(Stored entries)

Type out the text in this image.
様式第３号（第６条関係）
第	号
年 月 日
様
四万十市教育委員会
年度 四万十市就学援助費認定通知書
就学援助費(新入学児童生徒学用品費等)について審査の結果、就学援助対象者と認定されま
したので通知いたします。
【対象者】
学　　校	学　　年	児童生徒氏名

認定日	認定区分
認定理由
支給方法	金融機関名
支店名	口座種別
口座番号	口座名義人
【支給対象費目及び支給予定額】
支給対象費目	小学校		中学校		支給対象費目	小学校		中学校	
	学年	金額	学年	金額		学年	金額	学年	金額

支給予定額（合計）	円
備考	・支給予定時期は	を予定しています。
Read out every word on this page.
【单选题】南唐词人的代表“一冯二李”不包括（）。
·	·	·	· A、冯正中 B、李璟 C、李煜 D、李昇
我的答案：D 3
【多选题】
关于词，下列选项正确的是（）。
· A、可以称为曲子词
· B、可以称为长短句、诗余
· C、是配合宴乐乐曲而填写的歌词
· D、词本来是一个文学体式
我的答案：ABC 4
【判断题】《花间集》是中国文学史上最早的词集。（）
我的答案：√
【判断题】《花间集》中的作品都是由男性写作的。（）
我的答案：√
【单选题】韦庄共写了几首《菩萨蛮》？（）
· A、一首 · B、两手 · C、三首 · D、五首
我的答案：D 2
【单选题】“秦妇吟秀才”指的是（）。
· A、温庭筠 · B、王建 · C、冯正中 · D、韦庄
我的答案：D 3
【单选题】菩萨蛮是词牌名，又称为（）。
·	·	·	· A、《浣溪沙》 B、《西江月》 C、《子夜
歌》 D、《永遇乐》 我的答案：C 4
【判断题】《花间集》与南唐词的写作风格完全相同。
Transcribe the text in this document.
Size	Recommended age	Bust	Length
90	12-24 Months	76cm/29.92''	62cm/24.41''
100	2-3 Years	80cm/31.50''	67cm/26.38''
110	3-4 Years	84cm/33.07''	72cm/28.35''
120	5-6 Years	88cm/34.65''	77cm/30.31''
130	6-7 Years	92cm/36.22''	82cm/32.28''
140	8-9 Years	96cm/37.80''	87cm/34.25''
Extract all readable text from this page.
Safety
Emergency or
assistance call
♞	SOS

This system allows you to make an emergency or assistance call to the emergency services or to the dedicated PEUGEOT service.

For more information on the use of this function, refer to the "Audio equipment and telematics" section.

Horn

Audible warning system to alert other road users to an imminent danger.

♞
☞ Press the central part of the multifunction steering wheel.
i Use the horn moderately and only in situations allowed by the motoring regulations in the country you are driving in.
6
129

• [Written problem]:
Give all the records again. Match them exactly.

• [Answer to the exercise]:
Type out the text in this image.
様式第３号（第６条関係）
第	号
年 月 日
様
四万十市教育委員会
年度 四万十市就学援助費認定通知書
就学援助費(新入学児童生徒学用品費等)について審査の結果、就学援助対象者と認定されま
したので通知いたします。
【対象者】
学　　校	学　　年	児童生徒氏名

認定日	認定区分
認定理由
支給方法	金融機関名
支店名	口座種別
口座番号	口座名義人
【支給対象費目及び支給予定額】
支給対象費目	小学校		中学校		支給対象費目	小学校		中学校	
	学年	金額	学年	金額		学年	金額	学年	金額

支給予定額（合計）	円
備考	・支給予定時期は	を予定しています。
Read out every word on this page.
【单选题】南唐词人的代表“一冯二李”不包括（）。
·	·	·	· A、冯正中 B、李璟 C、李煜 D、李昇
我的答案：D 3
【多选题】
关于词，下列选项正确的是（）。
· A、可以称为曲子词
· B、可以称为长短句、诗余
· C、是配合宴乐乐曲而填写的歌词
· D、词本来是一个文学体式
我的答案：ABC 4
【判断题】《花间集》是中国文学史上最早的词集。（）
我的答案：√
【判断题】《花间集》中的作品都是由男性写作的。（）
我的答案：√
【单选题】韦庄共写了几首《菩萨蛮》？（）
· A、一首 · B、两手 · C、三首 · D、五首
我的答案：D 2
【单选题】“秦妇吟秀才”指的是（）。
· A、温庭筠 · B、王建 · C、冯正中 · D、韦庄
我的答案：D 3
【单选题】菩萨蛮是词牌名，又称为（）。
·	·	·	· A、《浣溪沙》 B、《西江月》 C、《子夜
歌》 D、《永遇乐》 我的答案：C 4
【判断题】《花间集》与南唐词的写作风格完全相同。
Transcribe the text in this document.
Size	Recommended age	Bust	Length
90	12-24 Months	76cm/29.92''	62cm/24.41''
100	2-3 Years	80cm/31.50''	67cm/26.38''
110	3-4 Years	84cm/33.07''	72cm/28.35''
120	5-6 Years	88cm/34.65''	77cm/30.31''
130	6-7 Years	92cm/36.22''	82cm/32.28''
140	8-9 Years	96cm/37.80''	87cm/34.25''
Extract all readable text from this page.
Safety
Emergency or
assistance call
♞	SOS

This system allows you to make an emergency or assistance call to the emergency services or to the dedicated PEUGEOT service.

For more information on the use of this function, refer to the "Audio equipment and telematics" section.

Horn

Audible warning system to alert other road users to an imminent danger.

♞
☞ Press the central part of the multifunction steering wheel.
i Use the horn moderately and only in situations allowed by the motoring regulations in the country you are driving in.
6
129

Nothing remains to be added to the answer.